Filter the data for lines with the word "dienās", then copy every line so identified.
* begin Source records *
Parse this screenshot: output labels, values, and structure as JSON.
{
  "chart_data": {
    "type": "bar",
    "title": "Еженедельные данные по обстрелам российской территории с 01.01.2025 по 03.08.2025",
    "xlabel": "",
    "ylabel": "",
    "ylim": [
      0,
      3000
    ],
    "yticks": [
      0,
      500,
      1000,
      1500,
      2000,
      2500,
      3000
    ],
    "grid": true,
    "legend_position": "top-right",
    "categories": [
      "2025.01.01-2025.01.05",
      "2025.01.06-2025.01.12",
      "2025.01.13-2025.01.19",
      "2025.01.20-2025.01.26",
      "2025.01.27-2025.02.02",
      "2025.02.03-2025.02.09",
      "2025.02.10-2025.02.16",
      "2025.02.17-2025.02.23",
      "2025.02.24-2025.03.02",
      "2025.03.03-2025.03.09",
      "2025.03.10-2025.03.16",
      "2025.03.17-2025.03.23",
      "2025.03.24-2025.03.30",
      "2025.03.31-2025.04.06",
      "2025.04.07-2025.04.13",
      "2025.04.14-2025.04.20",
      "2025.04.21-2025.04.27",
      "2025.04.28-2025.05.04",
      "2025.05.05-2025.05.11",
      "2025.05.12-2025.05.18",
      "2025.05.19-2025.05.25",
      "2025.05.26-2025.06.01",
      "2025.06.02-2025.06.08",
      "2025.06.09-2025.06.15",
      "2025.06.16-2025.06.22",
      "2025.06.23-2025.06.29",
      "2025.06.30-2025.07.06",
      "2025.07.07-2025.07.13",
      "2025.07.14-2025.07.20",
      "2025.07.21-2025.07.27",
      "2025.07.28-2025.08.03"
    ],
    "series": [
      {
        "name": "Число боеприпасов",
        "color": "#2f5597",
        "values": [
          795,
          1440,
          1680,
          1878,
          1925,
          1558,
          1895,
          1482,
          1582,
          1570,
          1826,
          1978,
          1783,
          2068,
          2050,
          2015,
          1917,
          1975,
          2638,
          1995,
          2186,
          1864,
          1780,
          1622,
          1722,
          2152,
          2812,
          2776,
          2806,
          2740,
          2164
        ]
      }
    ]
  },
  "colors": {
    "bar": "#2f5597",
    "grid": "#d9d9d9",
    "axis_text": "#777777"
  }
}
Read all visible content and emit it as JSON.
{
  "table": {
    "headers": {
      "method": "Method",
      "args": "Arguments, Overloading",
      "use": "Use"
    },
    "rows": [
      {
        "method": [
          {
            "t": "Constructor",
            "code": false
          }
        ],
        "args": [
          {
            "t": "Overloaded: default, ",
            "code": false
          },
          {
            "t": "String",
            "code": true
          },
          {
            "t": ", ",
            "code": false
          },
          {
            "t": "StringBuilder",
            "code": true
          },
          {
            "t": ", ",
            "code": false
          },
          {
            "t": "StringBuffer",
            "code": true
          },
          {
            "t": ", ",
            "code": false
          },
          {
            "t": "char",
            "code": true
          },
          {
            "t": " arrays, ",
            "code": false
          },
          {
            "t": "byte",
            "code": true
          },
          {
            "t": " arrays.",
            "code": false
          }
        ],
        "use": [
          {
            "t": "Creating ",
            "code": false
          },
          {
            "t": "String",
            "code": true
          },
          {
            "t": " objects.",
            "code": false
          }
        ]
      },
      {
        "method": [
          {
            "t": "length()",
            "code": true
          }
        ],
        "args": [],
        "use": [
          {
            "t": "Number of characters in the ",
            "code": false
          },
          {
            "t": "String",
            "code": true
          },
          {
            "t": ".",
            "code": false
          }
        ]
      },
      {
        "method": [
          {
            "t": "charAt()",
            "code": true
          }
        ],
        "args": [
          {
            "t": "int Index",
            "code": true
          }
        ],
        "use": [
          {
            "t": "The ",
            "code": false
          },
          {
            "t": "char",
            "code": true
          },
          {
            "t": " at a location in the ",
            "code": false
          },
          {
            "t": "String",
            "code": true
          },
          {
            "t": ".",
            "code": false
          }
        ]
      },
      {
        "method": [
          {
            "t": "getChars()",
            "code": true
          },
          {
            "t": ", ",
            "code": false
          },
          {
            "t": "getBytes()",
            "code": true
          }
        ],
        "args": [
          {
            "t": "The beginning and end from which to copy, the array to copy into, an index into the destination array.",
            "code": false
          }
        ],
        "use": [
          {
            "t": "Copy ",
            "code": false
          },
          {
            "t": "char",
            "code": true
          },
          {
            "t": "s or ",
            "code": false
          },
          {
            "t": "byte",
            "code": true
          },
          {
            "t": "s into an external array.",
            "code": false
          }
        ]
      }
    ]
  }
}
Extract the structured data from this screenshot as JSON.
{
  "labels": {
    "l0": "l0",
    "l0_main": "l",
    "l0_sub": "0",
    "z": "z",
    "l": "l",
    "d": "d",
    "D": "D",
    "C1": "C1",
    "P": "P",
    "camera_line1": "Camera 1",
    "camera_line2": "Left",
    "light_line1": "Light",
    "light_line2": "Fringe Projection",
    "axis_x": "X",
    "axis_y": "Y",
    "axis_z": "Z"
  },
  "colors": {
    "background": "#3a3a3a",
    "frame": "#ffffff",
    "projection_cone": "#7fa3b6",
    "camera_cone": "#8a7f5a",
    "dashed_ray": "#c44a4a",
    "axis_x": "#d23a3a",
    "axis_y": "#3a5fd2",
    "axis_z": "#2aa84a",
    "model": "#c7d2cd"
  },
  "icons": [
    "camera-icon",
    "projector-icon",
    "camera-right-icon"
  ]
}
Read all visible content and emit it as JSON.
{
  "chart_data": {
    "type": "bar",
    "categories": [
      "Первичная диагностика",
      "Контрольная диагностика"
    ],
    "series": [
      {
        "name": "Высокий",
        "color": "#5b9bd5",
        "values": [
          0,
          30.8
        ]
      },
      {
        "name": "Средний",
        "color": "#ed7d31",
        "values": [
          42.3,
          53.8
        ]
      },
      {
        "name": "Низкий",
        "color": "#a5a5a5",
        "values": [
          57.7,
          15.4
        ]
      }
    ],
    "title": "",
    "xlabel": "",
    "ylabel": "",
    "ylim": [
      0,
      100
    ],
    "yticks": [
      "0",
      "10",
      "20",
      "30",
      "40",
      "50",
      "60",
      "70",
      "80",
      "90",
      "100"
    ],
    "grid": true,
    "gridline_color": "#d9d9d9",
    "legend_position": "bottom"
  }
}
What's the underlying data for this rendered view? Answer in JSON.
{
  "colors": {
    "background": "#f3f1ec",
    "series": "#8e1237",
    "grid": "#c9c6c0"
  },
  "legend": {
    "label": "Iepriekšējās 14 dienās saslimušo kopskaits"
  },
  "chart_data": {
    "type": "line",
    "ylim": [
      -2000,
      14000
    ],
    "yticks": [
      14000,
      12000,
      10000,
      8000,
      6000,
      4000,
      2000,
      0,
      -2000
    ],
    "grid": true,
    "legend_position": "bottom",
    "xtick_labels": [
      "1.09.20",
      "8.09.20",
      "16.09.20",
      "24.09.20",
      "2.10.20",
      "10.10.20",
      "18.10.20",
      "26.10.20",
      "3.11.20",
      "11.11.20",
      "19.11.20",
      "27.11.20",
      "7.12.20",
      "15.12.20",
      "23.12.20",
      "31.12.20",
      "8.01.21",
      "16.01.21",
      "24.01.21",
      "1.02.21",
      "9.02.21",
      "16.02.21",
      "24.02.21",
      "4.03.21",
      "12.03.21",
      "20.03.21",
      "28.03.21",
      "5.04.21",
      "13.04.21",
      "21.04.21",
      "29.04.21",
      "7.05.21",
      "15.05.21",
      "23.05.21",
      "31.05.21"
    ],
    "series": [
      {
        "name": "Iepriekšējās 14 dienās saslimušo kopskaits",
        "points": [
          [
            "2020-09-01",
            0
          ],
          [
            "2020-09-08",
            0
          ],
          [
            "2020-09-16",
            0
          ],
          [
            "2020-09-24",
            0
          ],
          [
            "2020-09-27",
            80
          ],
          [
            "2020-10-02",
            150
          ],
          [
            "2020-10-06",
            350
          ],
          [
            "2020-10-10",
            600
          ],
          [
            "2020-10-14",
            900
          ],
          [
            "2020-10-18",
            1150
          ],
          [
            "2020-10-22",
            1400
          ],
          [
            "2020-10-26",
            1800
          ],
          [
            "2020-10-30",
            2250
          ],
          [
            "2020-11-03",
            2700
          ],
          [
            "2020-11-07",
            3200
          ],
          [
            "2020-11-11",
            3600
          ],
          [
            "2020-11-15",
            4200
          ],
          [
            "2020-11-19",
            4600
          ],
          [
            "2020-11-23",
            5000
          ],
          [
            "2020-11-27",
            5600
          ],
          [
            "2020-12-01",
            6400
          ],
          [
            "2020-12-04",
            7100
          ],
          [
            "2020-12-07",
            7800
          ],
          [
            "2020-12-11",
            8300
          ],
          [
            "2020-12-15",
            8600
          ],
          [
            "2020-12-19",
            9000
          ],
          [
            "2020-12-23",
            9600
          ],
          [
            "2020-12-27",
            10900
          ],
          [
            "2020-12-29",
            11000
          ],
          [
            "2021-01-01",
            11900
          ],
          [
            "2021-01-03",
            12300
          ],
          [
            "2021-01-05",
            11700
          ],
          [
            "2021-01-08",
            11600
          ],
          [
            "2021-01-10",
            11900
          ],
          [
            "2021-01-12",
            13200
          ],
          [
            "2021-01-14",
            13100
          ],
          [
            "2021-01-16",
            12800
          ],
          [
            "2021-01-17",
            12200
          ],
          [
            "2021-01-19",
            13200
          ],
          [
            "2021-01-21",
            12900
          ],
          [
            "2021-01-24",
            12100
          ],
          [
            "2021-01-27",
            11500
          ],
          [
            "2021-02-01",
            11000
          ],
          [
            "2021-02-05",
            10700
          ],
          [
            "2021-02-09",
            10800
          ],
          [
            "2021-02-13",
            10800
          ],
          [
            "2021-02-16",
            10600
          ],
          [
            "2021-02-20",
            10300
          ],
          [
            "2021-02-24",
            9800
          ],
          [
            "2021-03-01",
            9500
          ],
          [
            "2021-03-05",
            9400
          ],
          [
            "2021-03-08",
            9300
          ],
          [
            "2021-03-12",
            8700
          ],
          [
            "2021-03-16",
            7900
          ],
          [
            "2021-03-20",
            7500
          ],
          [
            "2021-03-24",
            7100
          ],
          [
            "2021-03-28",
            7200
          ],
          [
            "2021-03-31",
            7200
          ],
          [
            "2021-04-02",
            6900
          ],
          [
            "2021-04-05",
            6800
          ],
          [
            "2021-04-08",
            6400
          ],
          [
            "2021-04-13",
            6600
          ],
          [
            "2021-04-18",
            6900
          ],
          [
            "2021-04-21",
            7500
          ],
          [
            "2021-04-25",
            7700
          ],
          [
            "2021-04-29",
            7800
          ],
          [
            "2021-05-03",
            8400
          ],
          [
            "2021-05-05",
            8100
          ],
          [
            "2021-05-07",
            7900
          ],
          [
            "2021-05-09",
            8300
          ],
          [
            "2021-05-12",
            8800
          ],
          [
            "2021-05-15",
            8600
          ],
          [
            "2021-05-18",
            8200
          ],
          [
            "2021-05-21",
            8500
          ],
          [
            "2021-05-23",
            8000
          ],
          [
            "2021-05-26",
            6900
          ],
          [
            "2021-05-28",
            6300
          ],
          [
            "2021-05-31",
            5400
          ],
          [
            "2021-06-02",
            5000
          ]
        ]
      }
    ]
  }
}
* end Source records *
• Written solution:
    "label": "Iepriekšējās 14 dienās saslimušo kopskaits"
        "name": "Iepriekšējās 14 dienās saslimušo kopskaits",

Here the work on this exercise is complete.